Stated goal: Copy out each line below that has the word "tender" in it.

Collected data entries
>> Begin

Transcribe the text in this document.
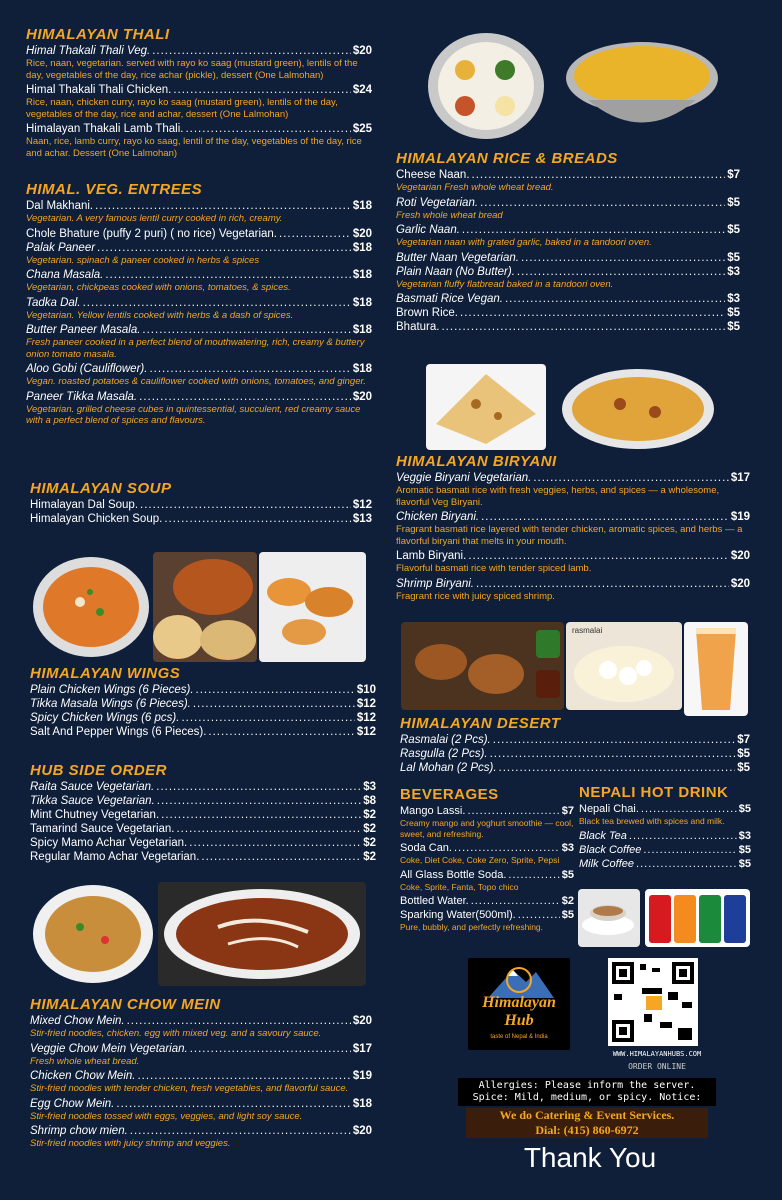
HIMALAYAN THALI
Himal Thakali Thali Veg. .....	$20
Rice, naan, vegetarian. served with rayo ko saag (mustard green), lentils of the day, vegetables of the day, rice achar (pickle), dessert (One Lalmohan)
Himal Thakali Thali Chicken. .....	$24
Rice, naan, chicken curry, rayo ko saag (mustard green), lentils of the day, vegetables of the day, rice and achar, dessert (One Lalmohan)
Himalayan Thakali Lamb Thali. .....	$25
Naan, rice, lamb curry, rayo ko saag, lentil of the day, vegetables of the day, rice and achar. Dessert (One Lalmohan)
HIMAL. VEG. ENTREES
Dal Makhani. .....	$18
Vegetarian. A very famous lentil curry cooked in rich, creamy.
Chole Bhature (puffy 2 puri) ( no rice) Vegetarian. .....	$20
Palak Paneer .....	$18
Vegetarian. spinach & paneer cooked in herbs & spices
Chana Masala. .....	$18
Vegetarian, chickpeas cooked with onions, tomatoes, & spices.
Tadka Dal. .....	$18
Vegetarian. Yellow lentils cooked with herbs & a dash of spices.
Butter Paneer Masala. .....	$18
Fresh paneer cooked in a perfect blend of mouthwatering, rich, creamy & buttery onion tomato masala.
Aloo Gobi (Cauliflower). .....	$18
Vegan. roasted potatoes & cauliflower cooked with onions, tomatoes, and ginger.
Paneer Tikka Masala. .....	$20
Vegetarian. grilled cheese cubes in quintessential, succulent, red creamy sauce with a perfect blend of spices and flavours.
HIMALAYAN SOUP
Himalayan Dal Soup. .....	$12
Himalayan Chicken Soup. .....	$13
HIMALAYAN WINGS
Plain Chicken Wings (6 Pieces). .....	$10
Tikka Masala Wings (6 Pieces). .....	$12
Spicy Chicken Wings (6 pcs). .....	$12
Salt And Pepper Wings (6 Pieces). .....	$12
HUB SIDE ORDER
Raita Sauce Vegetarian. .....	$3
Tikka Sauce Vegetarian. .....	$8
Mint Chutney Vegetarian. .....	$2
Tamarind Sauce Vegetarian. .....	$2
Spicy Mamo Achar Vegetarian. .....	$2
Regular Mamo Achar Vegetarian. .....	$2
HIMALAYAN CHOW MEIN
Mixed Chow Mein. .....	$20
Stir-fried noodles, chicken. egg with mixed veg. and a savoury sauce.
Veggie Chow Mein Vegetarian. .....	$17
Fresh whole wheat bread.
Chicken Chow Mein. .....	$19
Stir-fried noodles with tender chicken, fresh vegetables, and flavorful sauce.
Egg Chow Mein. .....	$18
Stir-fried noodles tossed with eggs, veggies, and light soy sauce.
Shrimp chow mien. .....	$20
Stir-fried noodles with juicy shrimp and veggies.
HIMALAYAN RICE & BREADS
Cheese Naan. .....	$7
Vegetarian Fresh whole wheat bread.
Roti Vegetarian. .....	$5
Fresh whole wheat bread
Garlic Naan. .....	$5
Vegetarian naan with grated garlic, baked in a tandoori oven.
Butter Naan Vegetarian. .....	$5
Plain Naan (No Butter). .....	$3
Vegetarian fluffy flatbread baked in a tandoori oven.
Basmati Rice Vegan. .....	$3
Brown Rice. .....	$5
Bhatura. .....	$5
HIMALAYAN BIRYANI
Veggie Biryani Vegetarian. .....	$17
Aromatic basmati rice with fresh veggies, herbs, and spices — a wholesome, flavorful Veg Biryani.
Chicken Biryani. .....	$19
Fragrant basmati rice layered with tender chicken, aromatic spices, and herbs — a flavorful biryani that melts in your mouth.
Lamb Biryani. .....	$20
Flavorful basmati rice with tender spiced lamb.
Shrimp Biryani. .....	$20
Fragrant rice with juicy spiced shrimp.
rasmalai
HIMALAYAN DESERT
Rasmalai (2 Pcs). .....	$7
Rasgulla (2 Pcs). .....	$5
Lal Mohan (2 Pcs). .....	$5
BEVERAGES
Mango Lassi. .....	$7
Creamy mango and yoghurt smoothie — cool, sweet, and refreshing.
Soda Can. .....	$3
Coke, Diet Coke, Coke Zero, Sprite, Pepsi
All Glass Bottle Soda. .....	$5
Coke, Sprite, Fanta, Topo chico
Bottled Water. .....	$2
Sparking Water(500ml). .....	$5
Pure, bubbly, and perfectly refreshing.
NEPALI HOT DRINK
Nepali Chai. .....	$5
Black tea brewed with spices and milk.
Black Tea .....	$3
Black Coffee .....	$5
Milk Coffee .....	$5
Himalayan
Hub
taste of Nepal & India
WWW.HIMALAYANHUBS.COM
ORDER ONLINE
Allergies: Please inform the server.
Spice: Mild, medium, or spicy. Notice:
We do Catering & Event Services.
Dial: (415) 860-6972
Thank You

>> End

Solution for this task:
Stir-fried noodles with tender chicken, fresh vegetables, and flavorful sauce.
Fragrant basmati rice layered with tender chicken, aromatic spices, and herbs — a flavorful biryani that melts in your mouth.
Flavorful basmati rice with tender spiced lamb.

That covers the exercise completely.